*Figure collection entries*:
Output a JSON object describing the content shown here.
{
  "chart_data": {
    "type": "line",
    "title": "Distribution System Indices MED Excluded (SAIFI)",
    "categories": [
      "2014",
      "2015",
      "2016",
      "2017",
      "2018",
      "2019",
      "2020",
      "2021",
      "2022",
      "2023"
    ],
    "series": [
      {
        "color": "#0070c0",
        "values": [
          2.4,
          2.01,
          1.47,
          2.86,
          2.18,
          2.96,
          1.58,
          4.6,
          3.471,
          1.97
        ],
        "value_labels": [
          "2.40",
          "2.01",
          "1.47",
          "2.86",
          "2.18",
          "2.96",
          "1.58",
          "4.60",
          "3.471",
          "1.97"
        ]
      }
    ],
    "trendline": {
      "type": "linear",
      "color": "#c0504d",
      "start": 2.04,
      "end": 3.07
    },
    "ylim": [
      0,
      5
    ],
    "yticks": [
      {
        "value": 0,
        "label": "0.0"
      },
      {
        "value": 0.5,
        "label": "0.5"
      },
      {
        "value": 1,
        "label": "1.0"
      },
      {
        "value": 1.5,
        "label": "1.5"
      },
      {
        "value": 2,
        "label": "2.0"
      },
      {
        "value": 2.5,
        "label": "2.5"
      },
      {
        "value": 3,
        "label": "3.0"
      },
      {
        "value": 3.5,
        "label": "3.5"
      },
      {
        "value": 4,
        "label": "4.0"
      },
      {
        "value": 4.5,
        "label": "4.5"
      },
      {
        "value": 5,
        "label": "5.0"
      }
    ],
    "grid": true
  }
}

*Problem to work on*:
Transcribe all of the material exactly. Omit nothing.

*Final result*:
Output a JSON object describing the content shown here.
{
  "chart_data": {
    "type": "line",
    "title": "Distribution System Indices MED Excluded (SAIFI)",
    "categories": [
      "2014",
      "2015",
      "2016",
      "2017",
      "2018",
      "2019",
      "2020",
      "2021",
      "2022",
      "2023"
    ],
    "series": [
      {
        "color": "#0070c0",
        "values": [
          2.4,
          2.01,
          1.47,
          2.86,
          2.18,
          2.96,
          1.58,
          4.6,
          3.471,
          1.97
        ],
        "value_labels": [
          "2.40",
          "2.01",
          "1.47",
          "2.86",
          "2.18",
          "2.96",
          "1.58",
          "4.60",
          "3.471",
          "1.97"
        ]
      }
    ],
    "trendline": {
      "type": "linear",
      "color": "#c0504d",
      "start": 2.04,
      "end": 3.07
    },
    "ylim": [
      0,
      5
    ],
    "yticks": [
      {
        "value": 0,
        "label": "0.0"
      },
      {
        "value": 0.5,
        "label": "0.5"
      },
      {
        "value": 1,
        "label": "1.0"
      },
      {
        "value": 1.5,
        "label": "1.5"
      },
      {
        "value": 2,
        "label": "2.0"
      },
      {
        "value": 2.5,
        "label": "2.5"
      },
      {
        "value": 3,
        "label": "3.0"
      },
      {
        "value": 3.5,
        "label": "3.5"
      },
      {
        "value": 4,
        "label": "4.0"
      },
      {
        "value": 4.5,
        "label": "4.5"
      },
      {
        "value": 5,
        "label": "5.0"
      }
    ],
    "grid": true
  }
}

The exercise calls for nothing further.